• **Data extract**
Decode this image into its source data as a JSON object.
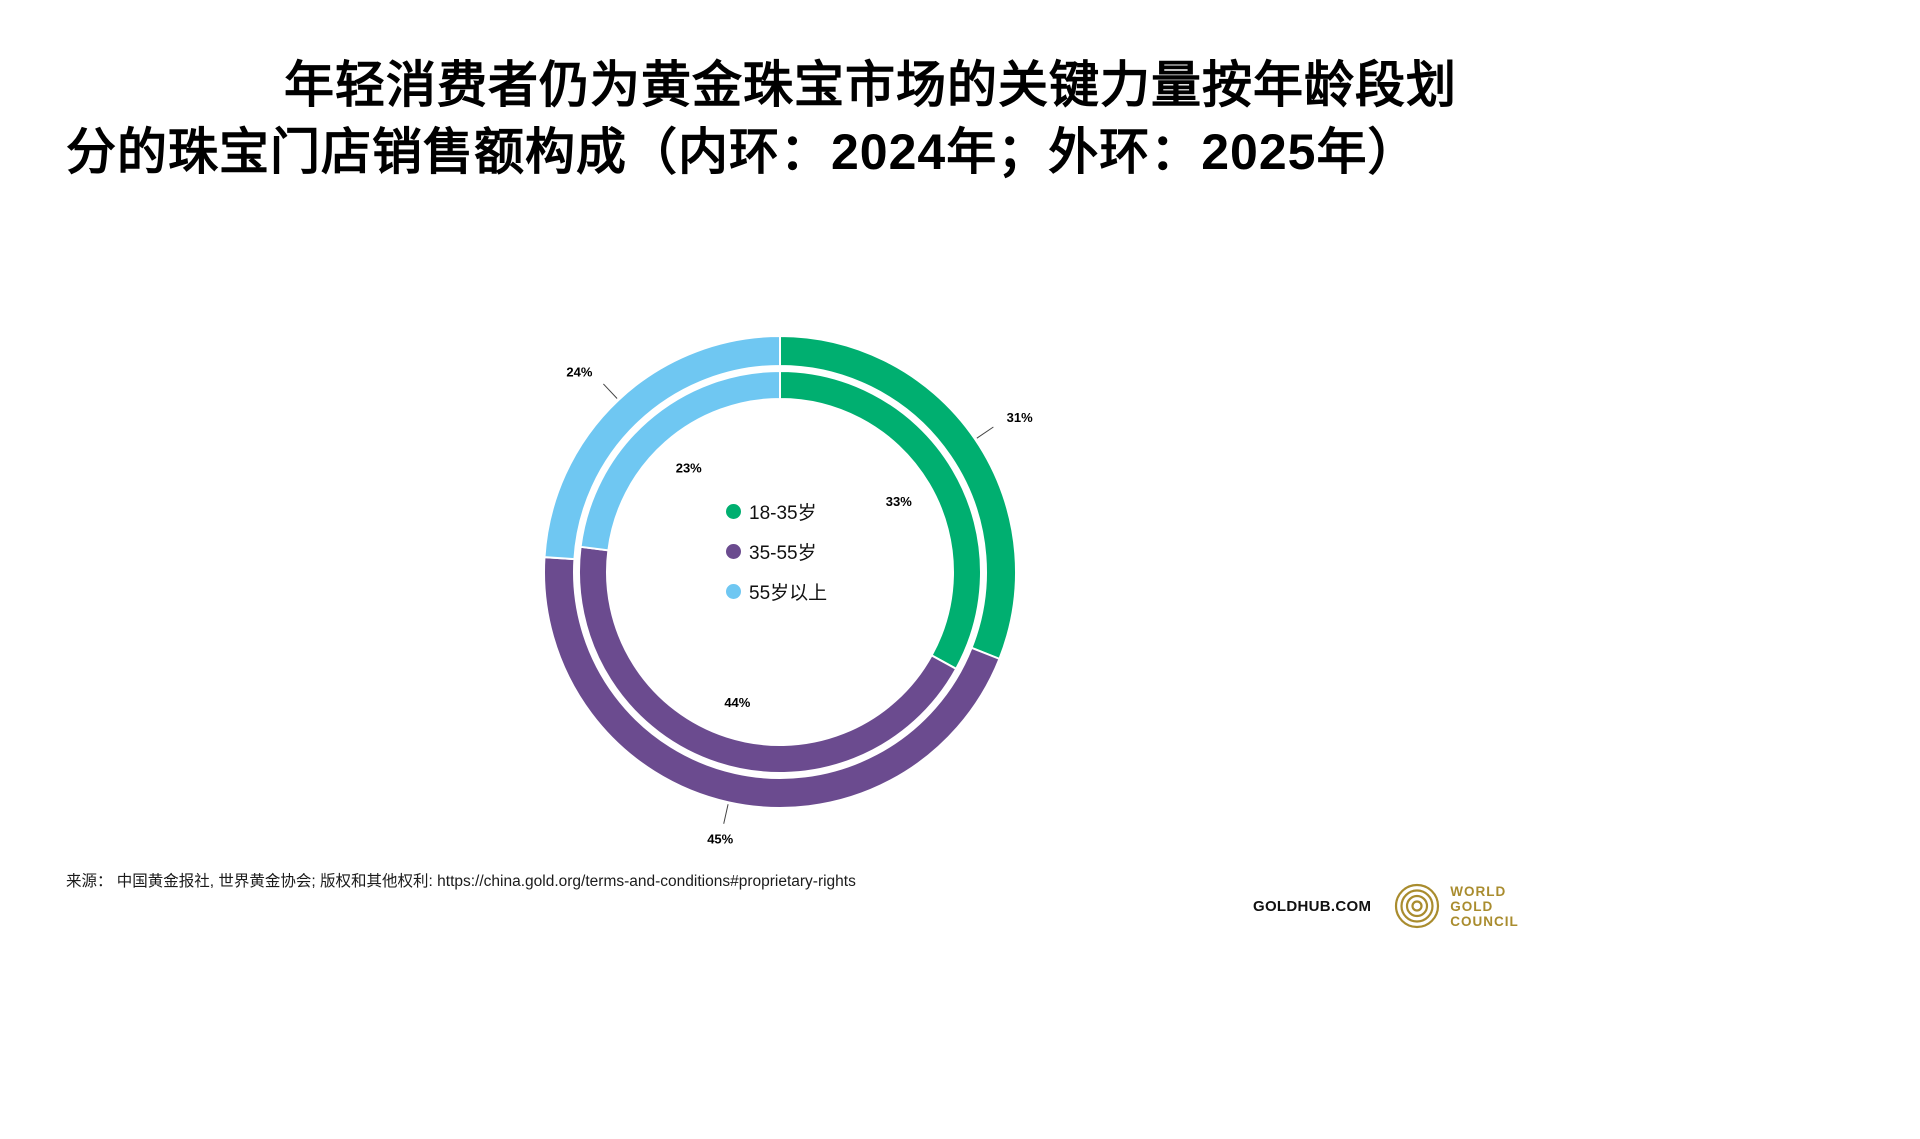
{
  "title": "年轻消费者仍为黄金珠宝市场的关键力量按年龄段划分的珠宝门店销售额构成（内环：2024年；外环：2025年）",
  "legend": {
    "items": [
      {
        "label": "18-35岁",
        "color": "#00AF70"
      },
      {
        "label": "35-55岁",
        "color": "#6B4B8F"
      },
      {
        "label": "55岁以上",
        "color": "#6FC7F2"
      }
    ]
  },
  "chart_data": {
    "type": "pie",
    "subtype": "nested-donut",
    "title": "按年龄段划分的珠宝门店销售额构成（内环：2024年；外环：2025年）",
    "categories": [
      "18-35岁",
      "35-55岁",
      "55岁以上"
    ],
    "series": [
      {
        "name": "2024年（内环）",
        "values": [
          33,
          44,
          23
        ]
      },
      {
        "name": "2025年（外环）",
        "values": [
          31,
          45,
          24
        ]
      }
    ],
    "colors": [
      "#00AF70",
      "#6B4B8F",
      "#6FC7F2"
    ],
    "unit": "%",
    "start_angle_deg": 0,
    "direction": "clockwise",
    "legend_position": "center"
  },
  "source": "来源： 中国黄金报社, 世界黄金协会; 版权和其他权利: https://china.gold.org/terms-and-conditions#proprietary-rights",
  "footer": {
    "goldhub": "GOLDHUB.COM",
    "logo": {
      "lines": [
        "WORLD",
        "GOLD",
        "COUNCIL"
      ],
      "color": "#A98C2E"
    }
  }
}
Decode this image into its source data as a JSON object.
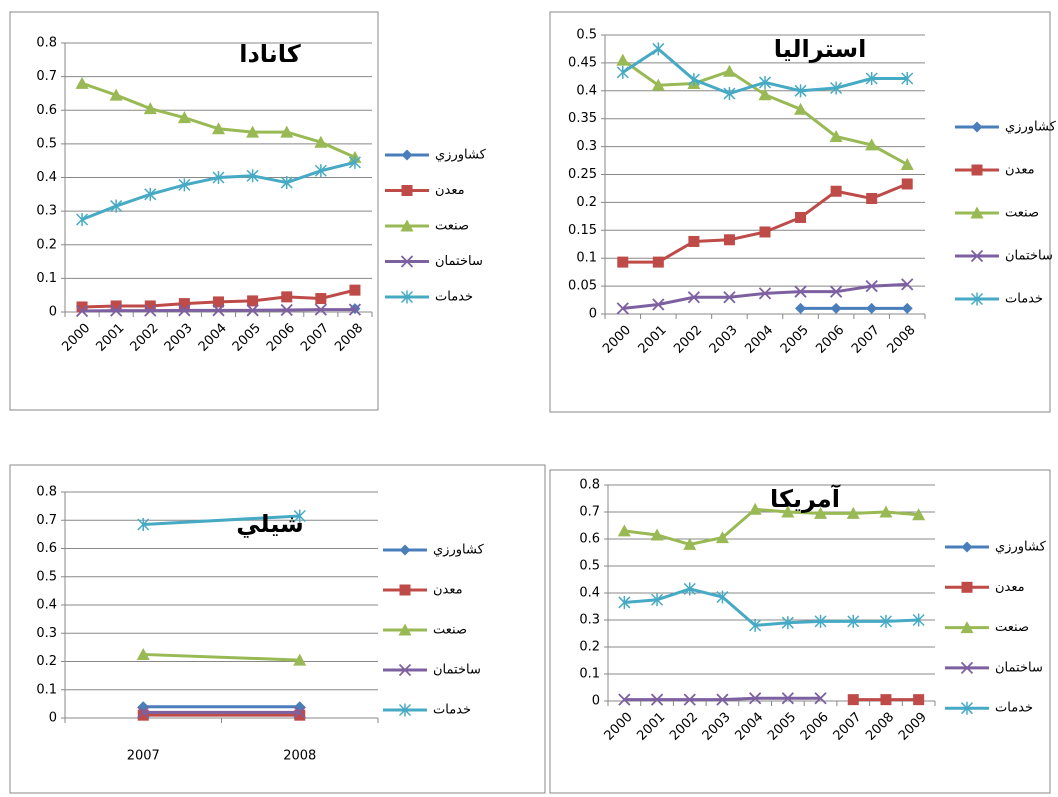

• **Given exercise**
List the lines of the material in which the word "title" occurs.

• **Solution to the exercise**
  "title": "年轻消费者仍为黄金珠宝市场的关键力量按年龄段划分的珠宝门店销售额构成（内环：2024年；外环：2025年）",
    "title": "按年龄段划分的珠宝门店销售额构成（内环：2024年；外环：2025年）",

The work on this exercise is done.